Written problem: Go through the entries below and collect each line with the string "research" in it.

Source data:
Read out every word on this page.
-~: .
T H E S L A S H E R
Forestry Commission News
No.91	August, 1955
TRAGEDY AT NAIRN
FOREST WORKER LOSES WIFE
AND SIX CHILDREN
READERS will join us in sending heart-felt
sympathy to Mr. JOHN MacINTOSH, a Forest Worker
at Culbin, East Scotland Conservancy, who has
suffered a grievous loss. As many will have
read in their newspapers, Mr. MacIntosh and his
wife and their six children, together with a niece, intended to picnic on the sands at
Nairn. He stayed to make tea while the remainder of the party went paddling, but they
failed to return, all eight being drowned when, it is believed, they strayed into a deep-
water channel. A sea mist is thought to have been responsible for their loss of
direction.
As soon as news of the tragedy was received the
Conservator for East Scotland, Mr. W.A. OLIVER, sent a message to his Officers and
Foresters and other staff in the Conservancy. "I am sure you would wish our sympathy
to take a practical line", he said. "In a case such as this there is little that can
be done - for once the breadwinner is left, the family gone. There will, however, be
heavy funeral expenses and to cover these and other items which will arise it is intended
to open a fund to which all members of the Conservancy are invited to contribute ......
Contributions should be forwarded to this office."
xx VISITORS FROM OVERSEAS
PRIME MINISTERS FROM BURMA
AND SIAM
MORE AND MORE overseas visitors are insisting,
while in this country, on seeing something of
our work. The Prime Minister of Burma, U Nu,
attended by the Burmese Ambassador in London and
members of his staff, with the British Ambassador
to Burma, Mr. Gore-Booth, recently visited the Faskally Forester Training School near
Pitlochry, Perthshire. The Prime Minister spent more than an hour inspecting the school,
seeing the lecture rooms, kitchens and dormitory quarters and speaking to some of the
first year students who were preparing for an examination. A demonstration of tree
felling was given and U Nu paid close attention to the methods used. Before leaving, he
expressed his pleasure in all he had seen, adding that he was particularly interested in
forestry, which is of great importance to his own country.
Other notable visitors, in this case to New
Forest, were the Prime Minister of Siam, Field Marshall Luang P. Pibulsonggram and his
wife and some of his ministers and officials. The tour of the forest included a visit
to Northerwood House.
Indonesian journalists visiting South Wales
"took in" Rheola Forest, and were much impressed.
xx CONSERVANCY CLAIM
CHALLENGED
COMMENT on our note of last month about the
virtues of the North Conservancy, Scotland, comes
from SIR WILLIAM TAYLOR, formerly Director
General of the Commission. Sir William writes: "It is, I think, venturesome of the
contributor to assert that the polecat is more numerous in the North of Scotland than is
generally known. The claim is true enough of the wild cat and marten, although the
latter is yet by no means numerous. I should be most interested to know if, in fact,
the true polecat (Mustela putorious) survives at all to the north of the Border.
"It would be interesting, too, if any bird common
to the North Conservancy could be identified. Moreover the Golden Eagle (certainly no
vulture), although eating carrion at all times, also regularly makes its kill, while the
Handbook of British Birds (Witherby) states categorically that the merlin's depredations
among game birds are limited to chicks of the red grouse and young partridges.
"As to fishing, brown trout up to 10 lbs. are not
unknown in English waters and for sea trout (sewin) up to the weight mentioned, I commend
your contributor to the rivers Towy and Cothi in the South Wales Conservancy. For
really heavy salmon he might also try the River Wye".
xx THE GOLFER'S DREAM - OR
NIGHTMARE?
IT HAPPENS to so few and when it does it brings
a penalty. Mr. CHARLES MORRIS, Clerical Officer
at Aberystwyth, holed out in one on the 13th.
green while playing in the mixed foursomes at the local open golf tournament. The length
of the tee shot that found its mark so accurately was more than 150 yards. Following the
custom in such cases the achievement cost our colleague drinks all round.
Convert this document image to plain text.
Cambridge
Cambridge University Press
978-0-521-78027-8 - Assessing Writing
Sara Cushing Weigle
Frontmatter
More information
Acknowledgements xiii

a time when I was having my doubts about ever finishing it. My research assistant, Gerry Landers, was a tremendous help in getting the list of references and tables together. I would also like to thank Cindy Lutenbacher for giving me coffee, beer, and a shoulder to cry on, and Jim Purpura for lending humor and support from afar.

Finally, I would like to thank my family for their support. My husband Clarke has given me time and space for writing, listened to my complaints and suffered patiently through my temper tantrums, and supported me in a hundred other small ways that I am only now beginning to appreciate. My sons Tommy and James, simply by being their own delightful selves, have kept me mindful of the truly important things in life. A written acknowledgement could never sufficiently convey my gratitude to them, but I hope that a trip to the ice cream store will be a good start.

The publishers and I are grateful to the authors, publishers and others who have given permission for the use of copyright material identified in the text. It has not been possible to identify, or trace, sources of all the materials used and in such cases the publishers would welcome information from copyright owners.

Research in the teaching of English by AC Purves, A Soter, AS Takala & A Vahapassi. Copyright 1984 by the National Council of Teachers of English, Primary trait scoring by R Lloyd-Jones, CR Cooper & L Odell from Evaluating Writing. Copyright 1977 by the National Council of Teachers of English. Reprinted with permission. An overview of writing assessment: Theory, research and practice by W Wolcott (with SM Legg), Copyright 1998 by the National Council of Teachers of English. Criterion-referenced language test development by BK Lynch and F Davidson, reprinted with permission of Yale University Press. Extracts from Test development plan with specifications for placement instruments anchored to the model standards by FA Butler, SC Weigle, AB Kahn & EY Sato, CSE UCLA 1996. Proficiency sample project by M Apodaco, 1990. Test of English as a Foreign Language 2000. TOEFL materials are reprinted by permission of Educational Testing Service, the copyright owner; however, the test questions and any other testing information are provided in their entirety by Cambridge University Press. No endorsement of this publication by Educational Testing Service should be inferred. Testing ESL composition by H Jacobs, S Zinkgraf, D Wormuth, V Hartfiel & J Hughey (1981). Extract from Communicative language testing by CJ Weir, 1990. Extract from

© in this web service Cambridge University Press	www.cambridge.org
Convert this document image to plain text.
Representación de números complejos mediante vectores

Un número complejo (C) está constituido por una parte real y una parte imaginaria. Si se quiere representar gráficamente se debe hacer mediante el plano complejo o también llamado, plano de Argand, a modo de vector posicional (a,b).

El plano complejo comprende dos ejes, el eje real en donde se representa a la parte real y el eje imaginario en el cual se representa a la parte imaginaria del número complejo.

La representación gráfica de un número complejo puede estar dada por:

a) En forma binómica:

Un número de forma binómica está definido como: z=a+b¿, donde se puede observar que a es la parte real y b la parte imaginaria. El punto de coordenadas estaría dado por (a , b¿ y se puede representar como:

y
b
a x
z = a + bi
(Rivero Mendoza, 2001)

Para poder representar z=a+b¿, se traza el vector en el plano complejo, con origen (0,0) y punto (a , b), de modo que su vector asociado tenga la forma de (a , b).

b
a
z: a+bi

Written response:
a time when I was having my doubts about ever finishing it. My research assistant, Gerry Landers, was a tremendous help in getting the list of references and tables together. I would also like to thank Cindy Lutenbacher for giving me coffee, beer, and a shoulder to cry on, and Jim Purpura for lending humor and support from afar.
Research in the teaching of English by AC Purves, A Soter, AS Takala & A Vahapassi. Copyright 1984 by the National Council of Teachers of English, Primary trait scoring by R Lloyd-Jones, CR Cooper & L Odell from Evaluating Writing. Copyright 1977 by the National Council of Teachers of English. Reprinted with permission. An overview of writing assessment: Theory, research and practice by W Wolcott (with SM Legg), Copyright 1998 by the National Council of Teachers of English. Criterion-referenced language test development by BK Lynch and F Davidson, reprinted with permission of Yale University Press. Extracts from Test development plan with specifications for placement instruments anchored to the model standards by FA Butler, SC Weigle, AB Kahn & EY Sato, CSE UCLA 1996. Proficiency sample project by M Apodaco, 1990. Test of English as a Foreign Language 2000. TOEFL materials are reprinted by permission of Educational Testing Service, the copyright owner; however, the test questions and any other testing information are provided in their entirety by Cambridge University Press. No endorsement of this publication by Educational Testing Service should be inferred. Testing ESL composition by H Jacobs, S Zinkgraf, D Wormuth, V Hartfiel & J Hughey (1981). Extract from Communicative language testing by CJ Weir, 1990. Extract from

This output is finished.